### Written problem
Gather, from the data below, each line in which the word "lower" occurs.
════════
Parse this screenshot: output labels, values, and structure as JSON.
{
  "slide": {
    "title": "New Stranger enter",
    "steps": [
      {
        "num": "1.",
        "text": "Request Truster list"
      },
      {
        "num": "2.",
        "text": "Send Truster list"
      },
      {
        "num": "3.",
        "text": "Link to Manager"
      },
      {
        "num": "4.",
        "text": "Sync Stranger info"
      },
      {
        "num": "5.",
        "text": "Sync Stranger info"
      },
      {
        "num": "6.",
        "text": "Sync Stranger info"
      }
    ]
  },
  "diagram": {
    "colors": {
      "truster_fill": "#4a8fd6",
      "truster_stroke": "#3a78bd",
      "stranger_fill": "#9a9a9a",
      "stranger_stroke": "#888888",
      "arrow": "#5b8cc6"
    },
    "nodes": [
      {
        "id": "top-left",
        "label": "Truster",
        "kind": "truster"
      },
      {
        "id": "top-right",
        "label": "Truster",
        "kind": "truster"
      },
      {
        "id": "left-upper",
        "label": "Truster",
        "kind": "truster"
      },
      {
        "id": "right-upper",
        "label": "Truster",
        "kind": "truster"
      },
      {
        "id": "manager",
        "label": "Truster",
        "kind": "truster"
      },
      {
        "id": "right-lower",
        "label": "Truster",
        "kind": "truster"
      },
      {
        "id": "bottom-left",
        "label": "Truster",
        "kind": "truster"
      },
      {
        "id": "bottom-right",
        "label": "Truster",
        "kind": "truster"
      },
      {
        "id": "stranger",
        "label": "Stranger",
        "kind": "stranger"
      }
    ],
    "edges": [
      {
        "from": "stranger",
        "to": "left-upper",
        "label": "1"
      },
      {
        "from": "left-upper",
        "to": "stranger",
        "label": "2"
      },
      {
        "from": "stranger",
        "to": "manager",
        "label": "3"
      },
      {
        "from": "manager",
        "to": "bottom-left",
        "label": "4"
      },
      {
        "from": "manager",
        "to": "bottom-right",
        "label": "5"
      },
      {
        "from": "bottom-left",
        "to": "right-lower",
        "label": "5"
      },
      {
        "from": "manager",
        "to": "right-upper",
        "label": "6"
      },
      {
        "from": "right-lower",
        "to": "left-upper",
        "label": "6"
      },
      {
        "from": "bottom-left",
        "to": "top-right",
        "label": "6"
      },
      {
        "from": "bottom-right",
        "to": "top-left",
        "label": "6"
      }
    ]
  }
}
════════
### Answer for this exercise
        "id": "right-lower",
        "to": "right-lower",
        "from": "right-lower",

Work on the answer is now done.